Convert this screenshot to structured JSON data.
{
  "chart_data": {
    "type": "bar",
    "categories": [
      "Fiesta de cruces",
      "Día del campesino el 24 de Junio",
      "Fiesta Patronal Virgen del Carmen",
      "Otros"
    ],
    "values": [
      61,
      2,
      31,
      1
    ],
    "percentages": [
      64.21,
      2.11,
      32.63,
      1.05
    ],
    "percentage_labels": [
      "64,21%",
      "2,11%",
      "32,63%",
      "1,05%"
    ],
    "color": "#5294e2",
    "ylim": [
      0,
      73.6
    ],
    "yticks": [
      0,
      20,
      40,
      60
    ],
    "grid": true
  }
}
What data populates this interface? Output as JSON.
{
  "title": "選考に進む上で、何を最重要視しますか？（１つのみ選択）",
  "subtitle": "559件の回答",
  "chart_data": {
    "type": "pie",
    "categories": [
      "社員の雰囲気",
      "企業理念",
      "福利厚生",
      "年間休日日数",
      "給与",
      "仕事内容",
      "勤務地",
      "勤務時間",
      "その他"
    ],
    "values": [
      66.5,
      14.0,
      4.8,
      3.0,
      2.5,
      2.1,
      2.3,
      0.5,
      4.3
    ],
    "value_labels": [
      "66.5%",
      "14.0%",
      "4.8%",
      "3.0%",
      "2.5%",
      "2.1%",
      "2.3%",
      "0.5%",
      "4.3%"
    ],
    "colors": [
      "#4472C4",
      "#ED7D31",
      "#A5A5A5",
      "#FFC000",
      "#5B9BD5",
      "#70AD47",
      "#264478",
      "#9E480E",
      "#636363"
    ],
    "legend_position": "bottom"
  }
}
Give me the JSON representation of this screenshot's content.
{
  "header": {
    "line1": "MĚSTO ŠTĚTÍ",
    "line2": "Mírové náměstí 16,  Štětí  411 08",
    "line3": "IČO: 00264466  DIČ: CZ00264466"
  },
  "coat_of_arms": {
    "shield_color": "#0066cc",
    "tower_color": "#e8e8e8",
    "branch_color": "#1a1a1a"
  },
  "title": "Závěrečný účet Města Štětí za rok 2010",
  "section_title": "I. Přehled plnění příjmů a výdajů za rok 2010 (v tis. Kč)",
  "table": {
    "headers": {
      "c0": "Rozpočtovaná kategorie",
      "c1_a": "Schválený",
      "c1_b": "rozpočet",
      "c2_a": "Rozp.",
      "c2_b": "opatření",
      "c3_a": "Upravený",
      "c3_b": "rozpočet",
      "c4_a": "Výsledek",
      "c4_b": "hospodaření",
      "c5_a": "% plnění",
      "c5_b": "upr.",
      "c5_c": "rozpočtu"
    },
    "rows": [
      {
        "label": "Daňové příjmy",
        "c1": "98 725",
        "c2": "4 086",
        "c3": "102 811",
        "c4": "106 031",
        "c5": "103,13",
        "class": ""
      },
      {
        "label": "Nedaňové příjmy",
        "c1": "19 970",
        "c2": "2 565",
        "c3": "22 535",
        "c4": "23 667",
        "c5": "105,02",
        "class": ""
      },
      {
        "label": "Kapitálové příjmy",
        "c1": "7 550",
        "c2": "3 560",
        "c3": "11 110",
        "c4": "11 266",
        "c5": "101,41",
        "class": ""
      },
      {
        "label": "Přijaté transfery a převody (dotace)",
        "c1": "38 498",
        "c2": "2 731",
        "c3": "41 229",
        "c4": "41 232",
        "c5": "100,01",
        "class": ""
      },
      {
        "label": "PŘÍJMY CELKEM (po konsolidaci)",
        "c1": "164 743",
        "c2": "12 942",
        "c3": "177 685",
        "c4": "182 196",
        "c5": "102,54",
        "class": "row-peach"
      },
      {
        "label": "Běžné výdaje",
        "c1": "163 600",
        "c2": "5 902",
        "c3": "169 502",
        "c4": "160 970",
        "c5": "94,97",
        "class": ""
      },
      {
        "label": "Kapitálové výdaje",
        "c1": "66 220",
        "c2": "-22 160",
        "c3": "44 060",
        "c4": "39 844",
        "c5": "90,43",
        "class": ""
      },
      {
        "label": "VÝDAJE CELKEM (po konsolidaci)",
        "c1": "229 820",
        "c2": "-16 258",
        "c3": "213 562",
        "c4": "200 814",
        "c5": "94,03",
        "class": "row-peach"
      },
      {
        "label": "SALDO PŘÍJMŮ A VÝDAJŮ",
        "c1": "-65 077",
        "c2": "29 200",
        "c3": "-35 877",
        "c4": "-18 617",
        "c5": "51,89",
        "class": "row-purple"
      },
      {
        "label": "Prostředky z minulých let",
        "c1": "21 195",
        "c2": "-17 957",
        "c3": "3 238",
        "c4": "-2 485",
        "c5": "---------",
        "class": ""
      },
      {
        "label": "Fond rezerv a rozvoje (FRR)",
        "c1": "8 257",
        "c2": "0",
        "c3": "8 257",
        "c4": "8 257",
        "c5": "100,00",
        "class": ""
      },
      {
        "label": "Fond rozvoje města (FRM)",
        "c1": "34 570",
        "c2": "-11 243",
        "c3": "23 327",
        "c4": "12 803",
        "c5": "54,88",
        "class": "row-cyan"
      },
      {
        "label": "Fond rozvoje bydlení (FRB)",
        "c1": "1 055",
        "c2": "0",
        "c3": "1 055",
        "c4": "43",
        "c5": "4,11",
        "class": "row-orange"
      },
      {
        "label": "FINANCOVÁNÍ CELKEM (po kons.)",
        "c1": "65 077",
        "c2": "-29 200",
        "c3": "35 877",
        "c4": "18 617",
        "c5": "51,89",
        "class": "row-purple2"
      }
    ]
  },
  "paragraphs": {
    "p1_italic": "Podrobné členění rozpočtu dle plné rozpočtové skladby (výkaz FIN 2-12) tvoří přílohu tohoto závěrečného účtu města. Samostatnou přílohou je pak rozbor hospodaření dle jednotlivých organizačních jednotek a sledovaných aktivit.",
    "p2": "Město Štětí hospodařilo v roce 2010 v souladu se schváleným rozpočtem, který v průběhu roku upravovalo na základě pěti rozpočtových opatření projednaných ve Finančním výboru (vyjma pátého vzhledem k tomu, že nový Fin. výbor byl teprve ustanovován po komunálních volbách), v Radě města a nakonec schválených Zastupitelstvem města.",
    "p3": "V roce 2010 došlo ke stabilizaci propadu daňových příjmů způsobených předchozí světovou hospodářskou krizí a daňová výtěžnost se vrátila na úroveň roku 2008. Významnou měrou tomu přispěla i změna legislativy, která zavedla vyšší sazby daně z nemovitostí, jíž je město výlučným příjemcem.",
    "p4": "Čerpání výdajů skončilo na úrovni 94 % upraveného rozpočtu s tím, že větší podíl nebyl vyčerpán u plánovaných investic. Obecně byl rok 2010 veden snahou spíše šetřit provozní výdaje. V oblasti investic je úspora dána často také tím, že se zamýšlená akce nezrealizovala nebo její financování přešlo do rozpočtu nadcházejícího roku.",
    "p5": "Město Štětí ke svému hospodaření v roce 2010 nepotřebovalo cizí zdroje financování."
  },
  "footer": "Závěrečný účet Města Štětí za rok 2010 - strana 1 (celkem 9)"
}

^^^^^^^^^^^^^^^^

_REQUIREMENTS_
Copy each entry exactly, with nothing added or dropped.

_RESPONSE FOR THIS EXERCISE_
Convert this screenshot to structured JSON data.
{
  "chart_data": {
    "type": "bar",
    "categories": [
      "Fiesta de cruces",
      "Día del campesino el 24 de Junio",
      "Fiesta Patronal Virgen del Carmen",
      "Otros"
    ],
    "values": [
      61,
      2,
      31,
      1
    ],
    "percentages": [
      64.21,
      2.11,
      32.63,
      1.05
    ],
    "percentage_labels": [
      "64,21%",
      "2,11%",
      "32,63%",
      "1,05%"
    ],
    "color": "#5294e2",
    "ylim": [
      0,
      73.6
    ],
    "yticks": [
      0,
      20,
      40,
      60
    ],
    "grid": true
  }
}
What data populates this interface? Output as JSON.
{
  "title": "選考に進む上で、何を最重要視しますか？（１つのみ選択）",
  "subtitle": "559件の回答",
  "chart_data": {
    "type": "pie",
    "categories": [
      "社員の雰囲気",
      "企業理念",
      "福利厚生",
      "年間休日日数",
      "給与",
      "仕事内容",
      "勤務地",
      "勤務時間",
      "その他"
    ],
    "values": [
      66.5,
      14.0,
      4.8,
      3.0,
      2.5,
      2.1,
      2.3,
      0.5,
      4.3
    ],
    "value_labels": [
      "66.5%",
      "14.0%",
      "4.8%",
      "3.0%",
      "2.5%",
      "2.1%",
      "2.3%",
      "0.5%",
      "4.3%"
    ],
    "colors": [
      "#4472C4",
      "#ED7D31",
      "#A5A5A5",
      "#FFC000",
      "#5B9BD5",
      "#70AD47",
      "#264478",
      "#9E480E",
      "#636363"
    ],
    "legend_position": "bottom"
  }
}
Give me the JSON representation of this screenshot's content.
{
  "header": {
    "line1": "MĚSTO ŠTĚTÍ",
    "line2": "Mírové náměstí 16,  Štětí  411 08",
    "line3": "IČO: 00264466  DIČ: CZ00264466"
  },
  "coat_of_arms": {
    "shield_color": "#0066cc",
    "tower_color": "#e8e8e8",
    "branch_color": "#1a1a1a"
  },
  "title": "Závěrečný účet Města Štětí za rok 2010",
  "section_title": "I. Přehled plnění příjmů a výdajů za rok 2010 (v tis. Kč)",
  "table": {
    "headers": {
      "c0": "Rozpočtovaná kategorie",
      "c1_a": "Schválený",
      "c1_b": "rozpočet",
      "c2_a": "Rozp.",
      "c2_b": "opatření",
      "c3_a": "Upravený",
      "c3_b": "rozpočet",
      "c4_a": "Výsledek",
      "c4_b": "hospodaření",
      "c5_a": "% plnění",
      "c5_b": "upr.",
      "c5_c": "rozpočtu"
    },
    "rows": [
      {
        "label": "Daňové příjmy",
        "c1": "98 725",
        "c2": "4 086",
        "c3": "102 811",
        "c4": "106 031",
        "c5": "103,13",
        "class": ""
      },
      {
        "label": "Nedaňové příjmy",
        "c1": "19 970",
        "c2": "2 565",
        "c3": "22 535",
        "c4": "23 667",
        "c5": "105,02",
        "class": ""
      },
      {
        "label": "Kapitálové příjmy",
        "c1": "7 550",
        "c2": "3 560",
        "c3": "11 110",
        "c4": "11 266",
        "c5": "101,41",
        "class": ""
      },
      {
        "label": "Přijaté transfery a převody (dotace)",
        "c1": "38 498",
        "c2": "2 731",
        "c3": "41 229",
        "c4": "41 232",
        "c5": "100,01",
        "class": ""
      },
      {
        "label": "PŘÍJMY CELKEM (po konsolidaci)",
        "c1": "164 743",
        "c2": "12 942",
        "c3": "177 685",
        "c4": "182 196",
        "c5": "102,54",
        "class": "row-peach"
      },
      {
        "label": "Běžné výdaje",
        "c1": "163 600",
        "c2": "5 902",
        "c3": "169 502",
        "c4": "160 970",
        "c5": "94,97",
        "class": ""
      },
      {
        "label": "Kapitálové výdaje",
        "c1": "66 220",
        "c2": "-22 160",
        "c3": "44 060",
        "c4": "39 844",
        "c5": "90,43",
        "class": ""
      },
      {
        "label": "VÝDAJE CELKEM (po konsolidaci)",
        "c1": "229 820",
        "c2": "-16 258",
        "c3": "213 562",
        "c4": "200 814",
        "c5": "94,03",
        "class": "row-peach"
      },
      {
        "label": "SALDO PŘÍJMŮ A VÝDAJŮ",
        "c1": "-65 077",
        "c2": "29 200",
        "c3": "-35 877",
        "c4": "-18 617",
        "c5": "51,89",
        "class": "row-purple"
      },
      {
        "label": "Prostředky z minulých let",
        "c1": "21 195",
        "c2": "-17 957",
        "c3": "3 238",
        "c4": "-2 485",
        "c5": "---------",
        "class": ""
      },
      {
        "label": "Fond rezerv a rozvoje (FRR)",
        "c1": "8 257",
        "c2": "0",
        "c3": "8 257",
        "c4": "8 257",
        "c5": "100,00",
        "class": ""
      },
      {
        "label": "Fond rozvoje města (FRM)",
        "c1": "34 570",
        "c2": "-11 243",
        "c3": "23 327",
        "c4": "12 803",
        "c5": "54,88",
        "class": "row-cyan"
      },
      {
        "label": "Fond rozvoje bydlení (FRB)",
        "c1": "1 055",
        "c2": "0",
        "c3": "1 055",
        "c4": "43",
        "c5": "4,11",
        "class": "row-orange"
      },
      {
        "label": "FINANCOVÁNÍ CELKEM (po kons.)",
        "c1": "65 077",
        "c2": "-29 200",
        "c3": "35 877",
        "c4": "18 617",
        "c5": "51,89",
        "class": "row-purple2"
      }
    ]
  },
  "paragraphs": {
    "p1_italic": "Podrobné členění rozpočtu dle plné rozpočtové skladby (výkaz FIN 2-12) tvoří přílohu tohoto závěrečného účtu města. Samostatnou přílohou je pak rozbor hospodaření dle jednotlivých organizačních jednotek a sledovaných aktivit.",
    "p2": "Město Štětí hospodařilo v roce 2010 v souladu se schváleným rozpočtem, který v průběhu roku upravovalo na základě pěti rozpočtových opatření projednaných ve Finančním výboru (vyjma pátého vzhledem k tomu, že nový Fin. výbor byl teprve ustanovován po komunálních volbách), v Radě města a nakonec schválených Zastupitelstvem města.",
    "p3": "V roce 2010 došlo ke stabilizaci propadu daňových příjmů způsobených předchozí světovou hospodářskou krizí a daňová výtěžnost se vrátila na úroveň roku 2008. Významnou měrou tomu přispěla i změna legislativy, která zavedla vyšší sazby daně z nemovitostí, jíž je město výlučným příjemcem.",
    "p4": "Čerpání výdajů skončilo na úrovni 94 % upraveného rozpočtu s tím, že větší podíl nebyl vyčerpán u plánovaných investic. Obecně byl rok 2010 veden snahou spíše šetřit provozní výdaje. V oblasti investic je úspora dána často také tím, že se zamýšlená akce nezrealizovala nebo její financování přešlo do rozpočtu nadcházejícího roku.",
    "p5": "Město Štětí ke svému hospodaření v roce 2010 nepotřebovalo cizí zdroje financování."
  },
  "footer": "Závěrečný účet Města Štětí za rok 2010 - strana 1 (celkem 9)"
}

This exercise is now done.